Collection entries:
+ + + + +
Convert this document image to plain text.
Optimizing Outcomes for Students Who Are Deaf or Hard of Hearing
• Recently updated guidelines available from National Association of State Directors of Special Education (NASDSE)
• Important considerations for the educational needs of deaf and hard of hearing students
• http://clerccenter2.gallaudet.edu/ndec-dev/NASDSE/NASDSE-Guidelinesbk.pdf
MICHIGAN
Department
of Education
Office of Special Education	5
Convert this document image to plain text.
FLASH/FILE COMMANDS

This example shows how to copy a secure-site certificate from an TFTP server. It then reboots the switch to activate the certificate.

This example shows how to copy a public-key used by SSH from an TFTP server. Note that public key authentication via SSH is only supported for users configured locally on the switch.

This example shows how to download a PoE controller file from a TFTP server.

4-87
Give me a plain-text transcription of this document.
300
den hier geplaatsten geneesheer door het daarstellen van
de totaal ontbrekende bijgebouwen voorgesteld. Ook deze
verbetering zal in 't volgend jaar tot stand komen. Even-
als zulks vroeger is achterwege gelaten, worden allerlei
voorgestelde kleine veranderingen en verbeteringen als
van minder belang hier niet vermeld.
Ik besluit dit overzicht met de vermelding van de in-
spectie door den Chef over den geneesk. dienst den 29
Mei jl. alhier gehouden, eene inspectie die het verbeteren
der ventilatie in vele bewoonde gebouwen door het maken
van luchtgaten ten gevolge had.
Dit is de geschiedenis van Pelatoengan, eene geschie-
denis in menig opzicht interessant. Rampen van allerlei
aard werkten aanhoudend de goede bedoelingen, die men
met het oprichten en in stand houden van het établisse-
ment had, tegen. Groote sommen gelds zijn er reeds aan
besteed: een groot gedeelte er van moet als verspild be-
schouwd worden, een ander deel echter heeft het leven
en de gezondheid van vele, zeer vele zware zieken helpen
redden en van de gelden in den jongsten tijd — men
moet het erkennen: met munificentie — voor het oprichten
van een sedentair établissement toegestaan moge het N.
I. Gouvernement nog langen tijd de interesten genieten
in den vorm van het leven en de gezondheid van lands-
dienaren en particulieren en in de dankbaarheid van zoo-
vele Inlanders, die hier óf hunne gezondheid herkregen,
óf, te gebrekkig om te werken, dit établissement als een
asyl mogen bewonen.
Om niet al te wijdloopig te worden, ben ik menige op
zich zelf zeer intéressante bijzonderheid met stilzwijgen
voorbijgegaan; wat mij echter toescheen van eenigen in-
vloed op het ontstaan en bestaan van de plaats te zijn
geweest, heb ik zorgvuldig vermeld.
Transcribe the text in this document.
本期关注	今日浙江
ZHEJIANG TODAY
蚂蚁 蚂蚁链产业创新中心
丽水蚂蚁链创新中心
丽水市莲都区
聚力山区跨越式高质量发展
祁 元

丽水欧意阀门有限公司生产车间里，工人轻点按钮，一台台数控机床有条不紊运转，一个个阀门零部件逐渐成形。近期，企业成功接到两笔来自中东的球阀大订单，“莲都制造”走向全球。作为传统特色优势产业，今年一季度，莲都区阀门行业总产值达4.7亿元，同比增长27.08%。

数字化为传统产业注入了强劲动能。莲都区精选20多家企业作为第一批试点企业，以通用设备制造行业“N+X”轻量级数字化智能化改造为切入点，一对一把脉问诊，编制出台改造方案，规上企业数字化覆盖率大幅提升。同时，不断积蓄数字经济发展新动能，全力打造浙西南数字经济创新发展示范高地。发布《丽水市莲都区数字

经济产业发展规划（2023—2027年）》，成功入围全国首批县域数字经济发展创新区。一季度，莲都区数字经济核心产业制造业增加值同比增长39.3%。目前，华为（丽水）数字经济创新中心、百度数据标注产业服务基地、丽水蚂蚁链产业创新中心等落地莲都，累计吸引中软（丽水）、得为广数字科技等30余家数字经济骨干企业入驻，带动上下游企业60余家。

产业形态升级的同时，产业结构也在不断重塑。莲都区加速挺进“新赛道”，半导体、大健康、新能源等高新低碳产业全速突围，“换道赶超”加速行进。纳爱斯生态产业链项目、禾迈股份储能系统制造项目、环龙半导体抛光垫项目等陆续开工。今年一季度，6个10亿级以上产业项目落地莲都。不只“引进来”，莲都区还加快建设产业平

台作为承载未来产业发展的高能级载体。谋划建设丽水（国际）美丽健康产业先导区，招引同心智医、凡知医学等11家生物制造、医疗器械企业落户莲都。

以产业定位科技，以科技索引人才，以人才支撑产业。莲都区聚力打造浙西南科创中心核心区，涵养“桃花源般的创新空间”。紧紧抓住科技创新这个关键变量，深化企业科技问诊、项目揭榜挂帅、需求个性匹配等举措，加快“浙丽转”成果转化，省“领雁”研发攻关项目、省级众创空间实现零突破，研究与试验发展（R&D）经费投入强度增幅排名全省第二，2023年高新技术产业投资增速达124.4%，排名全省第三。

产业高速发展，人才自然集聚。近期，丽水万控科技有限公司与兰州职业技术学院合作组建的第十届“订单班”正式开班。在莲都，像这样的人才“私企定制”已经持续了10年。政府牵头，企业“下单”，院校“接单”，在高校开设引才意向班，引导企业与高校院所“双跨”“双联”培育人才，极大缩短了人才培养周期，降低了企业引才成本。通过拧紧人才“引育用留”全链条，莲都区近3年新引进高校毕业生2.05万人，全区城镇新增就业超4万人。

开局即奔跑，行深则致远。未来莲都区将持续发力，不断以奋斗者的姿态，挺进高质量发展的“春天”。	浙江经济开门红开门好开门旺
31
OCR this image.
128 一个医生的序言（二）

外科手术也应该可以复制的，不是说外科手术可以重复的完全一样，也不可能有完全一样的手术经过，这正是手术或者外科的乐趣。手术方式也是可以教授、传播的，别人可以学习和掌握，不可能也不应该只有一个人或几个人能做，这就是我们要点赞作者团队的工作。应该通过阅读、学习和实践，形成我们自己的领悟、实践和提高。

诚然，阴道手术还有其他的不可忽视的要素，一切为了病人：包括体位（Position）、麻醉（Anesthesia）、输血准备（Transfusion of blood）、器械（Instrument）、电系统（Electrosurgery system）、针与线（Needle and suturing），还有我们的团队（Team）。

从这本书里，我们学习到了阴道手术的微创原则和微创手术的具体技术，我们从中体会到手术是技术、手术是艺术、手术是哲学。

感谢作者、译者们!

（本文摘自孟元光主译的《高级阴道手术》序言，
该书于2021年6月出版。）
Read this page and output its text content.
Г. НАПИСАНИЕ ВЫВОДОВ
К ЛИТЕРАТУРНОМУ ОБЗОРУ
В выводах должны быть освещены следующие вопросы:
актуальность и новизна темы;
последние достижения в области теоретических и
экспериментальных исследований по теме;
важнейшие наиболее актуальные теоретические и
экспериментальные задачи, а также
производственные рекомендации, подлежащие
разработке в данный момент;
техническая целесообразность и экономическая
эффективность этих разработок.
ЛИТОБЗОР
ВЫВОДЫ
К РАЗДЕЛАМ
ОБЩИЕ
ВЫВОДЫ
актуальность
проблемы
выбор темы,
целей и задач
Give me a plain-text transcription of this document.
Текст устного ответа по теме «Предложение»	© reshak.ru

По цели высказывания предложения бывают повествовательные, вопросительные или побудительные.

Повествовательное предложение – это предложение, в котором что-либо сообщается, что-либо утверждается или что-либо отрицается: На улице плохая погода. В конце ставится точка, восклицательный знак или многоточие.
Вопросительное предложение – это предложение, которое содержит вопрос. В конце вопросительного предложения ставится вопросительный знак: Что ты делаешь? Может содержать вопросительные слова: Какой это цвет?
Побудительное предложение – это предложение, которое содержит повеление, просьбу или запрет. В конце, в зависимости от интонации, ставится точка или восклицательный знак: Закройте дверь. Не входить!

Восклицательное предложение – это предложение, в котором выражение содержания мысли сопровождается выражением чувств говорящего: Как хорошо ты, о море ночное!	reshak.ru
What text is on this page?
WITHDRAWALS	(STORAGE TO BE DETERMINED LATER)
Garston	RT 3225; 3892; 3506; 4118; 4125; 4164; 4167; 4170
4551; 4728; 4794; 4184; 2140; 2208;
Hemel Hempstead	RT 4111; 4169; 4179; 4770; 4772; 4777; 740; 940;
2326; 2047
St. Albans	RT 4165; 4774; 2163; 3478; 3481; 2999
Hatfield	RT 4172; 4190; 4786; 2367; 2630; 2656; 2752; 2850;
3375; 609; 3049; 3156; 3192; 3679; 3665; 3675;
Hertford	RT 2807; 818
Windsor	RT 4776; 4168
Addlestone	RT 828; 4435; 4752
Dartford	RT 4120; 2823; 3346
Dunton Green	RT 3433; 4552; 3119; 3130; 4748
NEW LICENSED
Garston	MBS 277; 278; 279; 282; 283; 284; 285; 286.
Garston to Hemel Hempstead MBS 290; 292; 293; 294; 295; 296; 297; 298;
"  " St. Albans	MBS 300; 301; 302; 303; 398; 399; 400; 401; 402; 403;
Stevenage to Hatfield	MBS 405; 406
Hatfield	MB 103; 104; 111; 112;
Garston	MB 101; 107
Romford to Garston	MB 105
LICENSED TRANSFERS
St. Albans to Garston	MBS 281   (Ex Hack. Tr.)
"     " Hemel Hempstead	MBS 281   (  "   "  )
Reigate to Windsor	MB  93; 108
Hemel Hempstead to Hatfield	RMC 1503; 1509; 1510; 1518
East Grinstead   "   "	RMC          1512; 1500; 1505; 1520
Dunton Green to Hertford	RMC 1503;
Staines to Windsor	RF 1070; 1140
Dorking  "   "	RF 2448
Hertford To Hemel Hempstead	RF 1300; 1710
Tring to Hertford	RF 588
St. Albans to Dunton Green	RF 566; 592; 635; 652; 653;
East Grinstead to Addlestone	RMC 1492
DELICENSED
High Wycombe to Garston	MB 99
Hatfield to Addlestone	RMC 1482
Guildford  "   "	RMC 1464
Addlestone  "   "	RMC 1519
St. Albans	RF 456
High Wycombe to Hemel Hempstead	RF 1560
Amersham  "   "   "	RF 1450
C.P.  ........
+ + + + +
What you are asked to do
In the entries above, find each line with the string "moet" and copy it.

Solution for this task
besteed: een groot gedeelte er van moet als verspild be-
moet het erkennen: met munificentie — voor het oprichten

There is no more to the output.